▶ _Problem details_: Repeat every entry word for word, skipping the pictures.
★ ★ ★ ★ ★
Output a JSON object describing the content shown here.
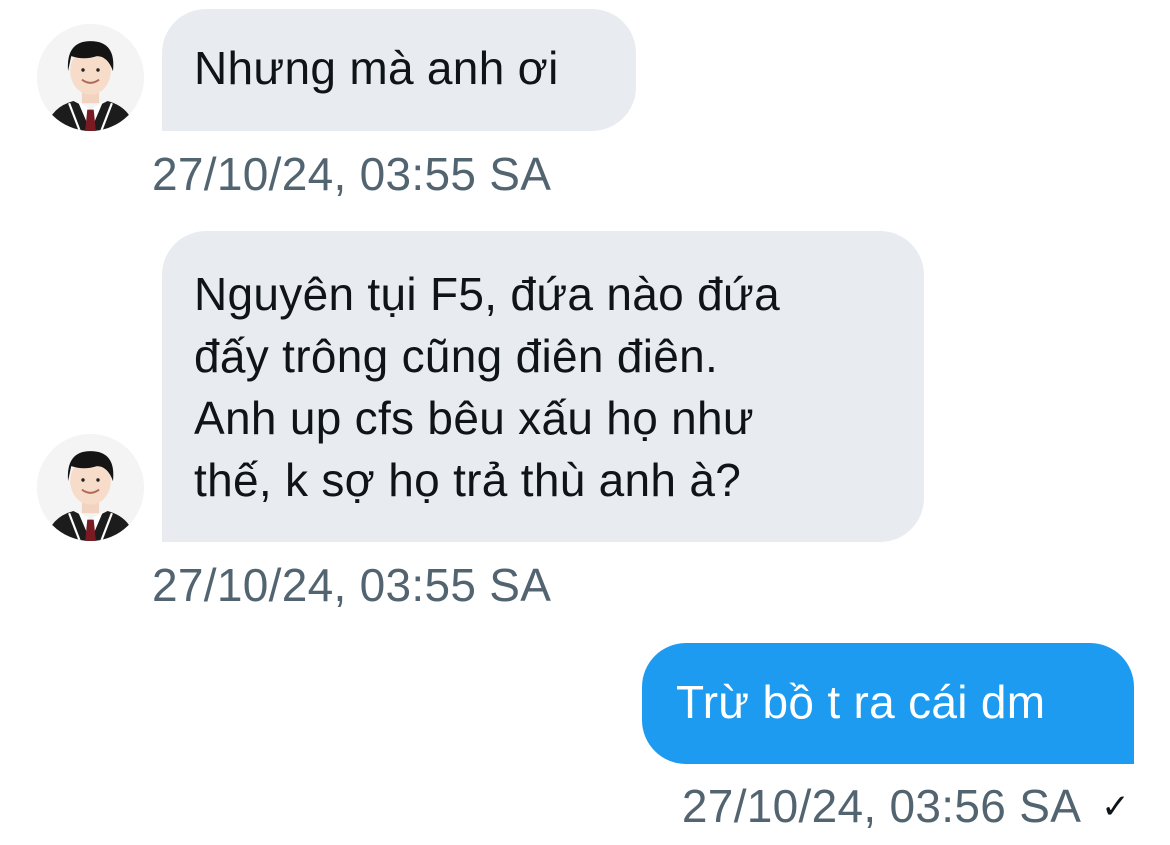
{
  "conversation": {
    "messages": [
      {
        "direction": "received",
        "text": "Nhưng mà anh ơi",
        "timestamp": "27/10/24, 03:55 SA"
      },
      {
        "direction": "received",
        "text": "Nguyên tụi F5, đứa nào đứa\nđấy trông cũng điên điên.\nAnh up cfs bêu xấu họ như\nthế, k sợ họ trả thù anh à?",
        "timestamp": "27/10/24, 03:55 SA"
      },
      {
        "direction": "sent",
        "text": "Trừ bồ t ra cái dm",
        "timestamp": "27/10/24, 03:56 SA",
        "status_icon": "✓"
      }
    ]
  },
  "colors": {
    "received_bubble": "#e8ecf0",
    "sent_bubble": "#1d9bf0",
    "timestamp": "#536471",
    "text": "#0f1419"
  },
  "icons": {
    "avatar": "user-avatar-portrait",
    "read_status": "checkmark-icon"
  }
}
★ ★ ★ ★ ★
▶ _Finished answer_:
Output a JSON object describing the content shown here.
{
  "conversation": {
    "messages": [
      {
        "direction": "received",
        "text": "Nhưng mà anh ơi",
        "timestamp": "27/10/24, 03:55 SA"
      },
      {
        "direction": "received",
        "text": "Nguyên tụi F5, đứa nào đứa\nđấy trông cũng điên điên.\nAnh up cfs bêu xấu họ như\nthế, k sợ họ trả thù anh à?",
        "timestamp": "27/10/24, 03:55 SA"
      },
      {
        "direction": "sent",
        "text": "Trừ bồ t ra cái dm",
        "timestamp": "27/10/24, 03:56 SA",
        "status_icon": "✓"
      }
    ]
  },
  "colors": {
    "received_bubble": "#e8ecf0",
    "sent_bubble": "#1d9bf0",
    "timestamp": "#536471",
    "text": "#0f1419"
  },
  "icons": {
    "avatar": "user-avatar-portrait",
    "read_status": "checkmark-icon"
  }
}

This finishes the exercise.